_WRITTEN TASK_
Your task is to write out the complete listing exactly as it is shown.

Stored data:
################

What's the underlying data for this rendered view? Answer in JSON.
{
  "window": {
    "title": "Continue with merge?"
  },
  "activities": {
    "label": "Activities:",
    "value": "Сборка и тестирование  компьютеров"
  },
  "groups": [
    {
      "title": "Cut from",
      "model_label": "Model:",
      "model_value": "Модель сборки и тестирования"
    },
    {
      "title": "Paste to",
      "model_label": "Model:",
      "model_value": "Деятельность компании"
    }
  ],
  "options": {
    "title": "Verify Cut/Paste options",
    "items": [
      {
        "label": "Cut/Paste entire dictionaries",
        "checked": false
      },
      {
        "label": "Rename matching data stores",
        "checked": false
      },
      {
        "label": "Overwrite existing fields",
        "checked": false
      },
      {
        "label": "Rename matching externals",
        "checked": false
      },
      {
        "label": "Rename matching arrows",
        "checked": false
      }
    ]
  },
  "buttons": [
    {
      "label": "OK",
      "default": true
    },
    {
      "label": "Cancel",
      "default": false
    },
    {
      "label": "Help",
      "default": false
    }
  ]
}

################

_RESPONSE TO THE EXERCISE_
What's the underlying data for this rendered view? Answer in JSON.
{
  "window": {
    "title": "Continue with merge?"
  },
  "activities": {
    "label": "Activities:",
    "value": "Сборка и тестирование  компьютеров"
  },
  "groups": [
    {
      "title": "Cut from",
      "model_label": "Model:",
      "model_value": "Модель сборки и тестирования"
    },
    {
      "title": "Paste to",
      "model_label": "Model:",
      "model_value": "Деятельность компании"
    }
  ],
  "options": {
    "title": "Verify Cut/Paste options",
    "items": [
      {
        "label": "Cut/Paste entire dictionaries",
        "checked": false
      },
      {
        "label": "Rename matching data stores",
        "checked": false
      },
      {
        "label": "Overwrite existing fields",
        "checked": false
      },
      {
        "label": "Rename matching externals",
        "checked": false
      },
      {
        "label": "Rename matching arrows",
        "checked": false
      }
    ]
  },
  "buttons": [
    {
      "label": "OK",
      "default": true
    },
    {
      "label": "Cancel",
      "default": false
    },
    {
      "label": "Help",
      "default": false
    }
  ]
}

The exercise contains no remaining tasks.